======== EXCERPTED RECORDS

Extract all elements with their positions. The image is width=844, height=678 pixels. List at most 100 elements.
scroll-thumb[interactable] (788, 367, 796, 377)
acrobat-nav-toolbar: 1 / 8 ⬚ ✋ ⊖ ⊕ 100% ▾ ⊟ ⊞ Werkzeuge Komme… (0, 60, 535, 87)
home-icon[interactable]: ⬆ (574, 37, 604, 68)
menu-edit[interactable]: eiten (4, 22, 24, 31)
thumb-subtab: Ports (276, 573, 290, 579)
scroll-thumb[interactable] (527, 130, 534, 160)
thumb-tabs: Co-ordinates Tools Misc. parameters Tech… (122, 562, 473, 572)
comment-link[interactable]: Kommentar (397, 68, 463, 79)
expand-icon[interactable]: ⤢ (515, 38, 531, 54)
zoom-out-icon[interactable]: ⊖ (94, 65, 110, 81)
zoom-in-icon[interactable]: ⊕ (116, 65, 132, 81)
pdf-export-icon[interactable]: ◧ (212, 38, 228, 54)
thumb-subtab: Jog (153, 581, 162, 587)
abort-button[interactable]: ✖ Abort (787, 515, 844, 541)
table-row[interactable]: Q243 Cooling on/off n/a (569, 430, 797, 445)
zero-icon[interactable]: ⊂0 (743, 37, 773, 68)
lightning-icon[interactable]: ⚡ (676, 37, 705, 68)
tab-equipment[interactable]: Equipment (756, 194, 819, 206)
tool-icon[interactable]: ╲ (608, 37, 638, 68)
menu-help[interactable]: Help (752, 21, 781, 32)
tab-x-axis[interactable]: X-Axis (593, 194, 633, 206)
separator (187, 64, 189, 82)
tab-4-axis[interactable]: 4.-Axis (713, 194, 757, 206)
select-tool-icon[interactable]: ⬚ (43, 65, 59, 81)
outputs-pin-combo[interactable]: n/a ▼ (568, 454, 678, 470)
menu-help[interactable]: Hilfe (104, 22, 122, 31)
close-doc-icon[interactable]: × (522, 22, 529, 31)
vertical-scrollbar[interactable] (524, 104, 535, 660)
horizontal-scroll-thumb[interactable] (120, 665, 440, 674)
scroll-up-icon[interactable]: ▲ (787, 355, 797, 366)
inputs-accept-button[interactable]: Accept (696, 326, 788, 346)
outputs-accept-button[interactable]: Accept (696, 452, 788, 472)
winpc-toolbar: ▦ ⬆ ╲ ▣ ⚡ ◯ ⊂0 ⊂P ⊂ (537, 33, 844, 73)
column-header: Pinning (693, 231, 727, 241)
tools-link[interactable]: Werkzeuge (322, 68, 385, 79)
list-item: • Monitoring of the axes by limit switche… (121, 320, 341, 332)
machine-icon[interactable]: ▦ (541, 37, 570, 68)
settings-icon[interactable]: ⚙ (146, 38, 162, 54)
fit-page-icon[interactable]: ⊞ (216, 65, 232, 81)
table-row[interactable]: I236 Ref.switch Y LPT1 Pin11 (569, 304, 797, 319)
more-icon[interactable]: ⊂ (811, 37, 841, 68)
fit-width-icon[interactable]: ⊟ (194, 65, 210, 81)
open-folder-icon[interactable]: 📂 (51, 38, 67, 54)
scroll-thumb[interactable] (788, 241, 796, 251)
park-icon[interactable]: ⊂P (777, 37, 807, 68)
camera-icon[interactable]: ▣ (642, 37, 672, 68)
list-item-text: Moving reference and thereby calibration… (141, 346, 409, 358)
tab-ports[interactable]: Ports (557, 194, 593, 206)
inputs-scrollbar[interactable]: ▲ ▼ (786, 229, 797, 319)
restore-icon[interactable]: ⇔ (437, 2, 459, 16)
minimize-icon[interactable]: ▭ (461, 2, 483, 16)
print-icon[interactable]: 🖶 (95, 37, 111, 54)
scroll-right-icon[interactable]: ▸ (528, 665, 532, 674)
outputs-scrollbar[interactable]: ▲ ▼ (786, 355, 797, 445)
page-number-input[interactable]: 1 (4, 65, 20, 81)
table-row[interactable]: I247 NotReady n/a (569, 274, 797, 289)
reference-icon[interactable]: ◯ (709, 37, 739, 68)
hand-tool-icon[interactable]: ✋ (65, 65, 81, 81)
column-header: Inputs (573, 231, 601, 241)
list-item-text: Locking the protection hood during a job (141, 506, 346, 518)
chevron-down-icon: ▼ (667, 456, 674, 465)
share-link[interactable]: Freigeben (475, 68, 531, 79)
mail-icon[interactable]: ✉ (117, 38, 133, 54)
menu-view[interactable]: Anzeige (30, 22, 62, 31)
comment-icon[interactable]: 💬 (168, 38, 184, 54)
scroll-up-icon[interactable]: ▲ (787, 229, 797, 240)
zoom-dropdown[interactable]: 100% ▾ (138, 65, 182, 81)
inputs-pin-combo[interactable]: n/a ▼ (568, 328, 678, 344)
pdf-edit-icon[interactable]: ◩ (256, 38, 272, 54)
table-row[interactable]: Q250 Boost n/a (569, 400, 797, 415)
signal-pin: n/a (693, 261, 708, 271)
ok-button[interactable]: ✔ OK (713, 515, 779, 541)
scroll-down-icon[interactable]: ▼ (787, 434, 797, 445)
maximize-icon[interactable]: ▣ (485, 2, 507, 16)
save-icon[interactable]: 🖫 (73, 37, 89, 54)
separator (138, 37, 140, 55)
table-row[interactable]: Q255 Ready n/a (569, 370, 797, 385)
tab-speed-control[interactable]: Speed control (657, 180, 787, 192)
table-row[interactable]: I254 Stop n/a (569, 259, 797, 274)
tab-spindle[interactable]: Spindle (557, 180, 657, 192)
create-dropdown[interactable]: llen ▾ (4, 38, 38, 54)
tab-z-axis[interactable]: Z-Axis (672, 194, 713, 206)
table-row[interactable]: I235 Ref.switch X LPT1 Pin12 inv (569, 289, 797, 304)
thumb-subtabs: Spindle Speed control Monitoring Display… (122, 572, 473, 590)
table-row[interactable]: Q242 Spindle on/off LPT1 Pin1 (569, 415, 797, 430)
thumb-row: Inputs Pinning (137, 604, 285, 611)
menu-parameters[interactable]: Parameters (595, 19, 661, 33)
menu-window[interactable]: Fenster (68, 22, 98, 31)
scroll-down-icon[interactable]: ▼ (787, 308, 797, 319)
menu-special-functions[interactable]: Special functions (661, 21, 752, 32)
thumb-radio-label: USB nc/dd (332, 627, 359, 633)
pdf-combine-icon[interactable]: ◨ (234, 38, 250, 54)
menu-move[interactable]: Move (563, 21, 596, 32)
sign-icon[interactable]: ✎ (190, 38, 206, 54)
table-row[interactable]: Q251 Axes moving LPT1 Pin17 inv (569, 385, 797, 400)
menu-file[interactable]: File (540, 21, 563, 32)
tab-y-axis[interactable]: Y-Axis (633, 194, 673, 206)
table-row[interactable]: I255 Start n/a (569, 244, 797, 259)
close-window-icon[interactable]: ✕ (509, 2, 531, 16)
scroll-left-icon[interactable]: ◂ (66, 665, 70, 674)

================

**EXERCISE INSTRUCTIONS**
Copy all of the lines above word for word.

**ANSWER FOR THIS EXERCISE**
Extract all elements with their positions. The image is width=844, height=678 pixels. List at most 100 elements.
scroll-thumb[interactable] (788, 367, 796, 377)
acrobat-nav-toolbar: 1 / 8 ⬚ ✋ ⊖ ⊕ 100% ▾ ⊟ ⊞ Werkzeuge Komme… (0, 60, 535, 87)
home-icon[interactable]: ⬆ (574, 37, 604, 68)
menu-edit[interactable]: eiten (4, 22, 24, 31)
thumb-subtab: Ports (276, 573, 290, 579)
scroll-thumb[interactable] (527, 130, 534, 160)
thumb-tabs: Co-ordinates Tools Misc. parameters Tech… (122, 562, 473, 572)
comment-link[interactable]: Kommentar (397, 68, 463, 79)
expand-icon[interactable]: ⤢ (515, 38, 531, 54)
zoom-out-icon[interactable]: ⊖ (94, 65, 110, 81)
zoom-in-icon[interactable]: ⊕ (116, 65, 132, 81)
pdf-export-icon[interactable]: ◧ (212, 38, 228, 54)
thumb-subtab: Jog (153, 581, 162, 587)
abort-button[interactable]: ✖ Abort (787, 515, 844, 541)
table-row[interactable]: Q243 Cooling on/off n/a (569, 430, 797, 445)
zero-icon[interactable]: ⊂0 (743, 37, 773, 68)
lightning-icon[interactable]: ⚡ (676, 37, 705, 68)
tab-equipment[interactable]: Equipment (756, 194, 819, 206)
tool-icon[interactable]: ╲ (608, 37, 638, 68)
menu-help[interactable]: Help (752, 21, 781, 32)
tab-x-axis[interactable]: X-Axis (593, 194, 633, 206)
separator (187, 64, 189, 82)
tab-4-axis[interactable]: 4.-Axis (713, 194, 757, 206)
select-tool-icon[interactable]: ⬚ (43, 65, 59, 81)
outputs-pin-combo[interactable]: n/a ▼ (568, 454, 678, 470)
menu-help[interactable]: Hilfe (104, 22, 122, 31)
close-doc-icon[interactable]: × (522, 22, 529, 31)
vertical-scrollbar[interactable] (524, 104, 535, 660)
horizontal-scroll-thumb[interactable] (120, 665, 440, 674)
scroll-up-icon[interactable]: ▲ (787, 355, 797, 366)
inputs-accept-button[interactable]: Accept (696, 326, 788, 346)
outputs-accept-button[interactable]: Accept (696, 452, 788, 472)
winpc-toolbar: ▦ ⬆ ╲ ▣ ⚡ ◯ ⊂0 ⊂P ⊂ (537, 33, 844, 73)
column-header: Pinning (693, 231, 727, 241)
tools-link[interactable]: Werkzeuge (322, 68, 385, 79)
list-item: • Monitoring of the axes by limit switche… (121, 320, 341, 332)
machine-icon[interactable]: ▦ (541, 37, 570, 68)
settings-icon[interactable]: ⚙ (146, 38, 162, 54)
fit-page-icon[interactable]: ⊞ (216, 65, 232, 81)
table-row[interactable]: I236 Ref.switch Y LPT1 Pin11 (569, 304, 797, 319)
more-icon[interactable]: ⊂ (811, 37, 841, 68)
fit-width-icon[interactable]: ⊟ (194, 65, 210, 81)
open-folder-icon[interactable]: 📂 (51, 38, 67, 54)
scroll-thumb[interactable] (788, 241, 796, 251)
park-icon[interactable]: ⊂P (777, 37, 807, 68)
camera-icon[interactable]: ▣ (642, 37, 672, 68)
list-item-text: Moving reference and thereby calibration… (141, 346, 409, 358)
tab-ports[interactable]: Ports (557, 194, 593, 206)
inputs-scrollbar[interactable]: ▲ ▼ (786, 229, 797, 319)
restore-icon[interactable]: ⇔ (437, 2, 459, 16)
minimize-icon[interactable]: ▭ (461, 2, 483, 16)
print-icon[interactable]: 🖶 (95, 37, 111, 54)
scroll-right-icon[interactable]: ▸ (528, 665, 532, 674)
outputs-scrollbar[interactable]: ▲ ▼ (786, 355, 797, 445)
page-number-input[interactable]: 1 (4, 65, 20, 81)
table-row[interactable]: I247 NotReady n/a (569, 274, 797, 289)
reference-icon[interactable]: ◯ (709, 37, 739, 68)
hand-tool-icon[interactable]: ✋ (65, 65, 81, 81)
column-header: Inputs (573, 231, 601, 241)
list-item-text: Locking the protection hood during a job (141, 506, 346, 518)
chevron-down-icon: ▼ (667, 456, 674, 465)
share-link[interactable]: Freigeben (475, 68, 531, 79)
mail-icon[interactable]: ✉ (117, 38, 133, 54)
menu-view[interactable]: Anzeige (30, 22, 62, 31)
comment-icon[interactable]: 💬 (168, 38, 184, 54)
scroll-up-icon[interactable]: ▲ (787, 229, 797, 240)
zoom-dropdown[interactable]: 100% ▾ (138, 65, 182, 81)
inputs-pin-combo[interactable]: n/a ▼ (568, 328, 678, 344)
pdf-edit-icon[interactable]: ◩ (256, 38, 272, 54)
table-row[interactable]: Q250 Boost n/a (569, 400, 797, 415)
signal-pin: n/a (693, 261, 708, 271)
ok-button[interactable]: ✔ OK (713, 515, 779, 541)
scroll-down-icon[interactable]: ▼ (787, 434, 797, 445)
maximize-icon[interactable]: ▣ (485, 2, 507, 16)
save-icon[interactable]: 🖫 (73, 37, 89, 54)
separator (138, 37, 140, 55)
table-row[interactable]: Q255 Ready n/a (569, 370, 797, 385)
tab-speed-control[interactable]: Speed control (657, 180, 787, 192)
table-row[interactable]: I254 Stop n/a (569, 259, 797, 274)
tab-spindle[interactable]: Spindle (557, 180, 657, 192)
create-dropdown[interactable]: llen ▾ (4, 38, 38, 54)
tab-z-axis[interactable]: Z-Axis (672, 194, 713, 206)
table-row[interactable]: I235 Ref.switch X LPT1 Pin12 inv (569, 289, 797, 304)
thumb-subtabs: Spindle Speed control Monitoring Display… (122, 572, 473, 590)
table-row[interactable]: Q242 Spindle on/off LPT1 Pin1 (569, 415, 797, 430)
thumb-row: Inputs Pinning (137, 604, 285, 611)
menu-parameters[interactable]: Parameters (595, 19, 661, 33)
menu-window[interactable]: Fenster (68, 22, 98, 31)
scroll-down-icon[interactable]: ▼ (787, 308, 797, 319)
menu-special-functions[interactable]: Special functions (661, 21, 752, 32)
thumb-radio-label: USB nc/dd (332, 627, 359, 633)
pdf-combine-icon[interactable]: ◨ (234, 38, 250, 54)
menu-move[interactable]: Move (563, 21, 596, 32)
sign-icon[interactable]: ✎ (190, 38, 206, 54)
table-row[interactable]: Q251 Axes moving LPT1 Pin17 inv (569, 385, 797, 400)
menu-file[interactable]: File (540, 21, 563, 32)
tab-y-axis[interactable]: Y-Axis (633, 194, 673, 206)
table-row[interactable]: I255 Start n/a (569, 244, 797, 259)
close-window-icon[interactable]: ✕ (509, 2, 531, 16)
scroll-left-icon[interactable]: ◂ (66, 665, 70, 674)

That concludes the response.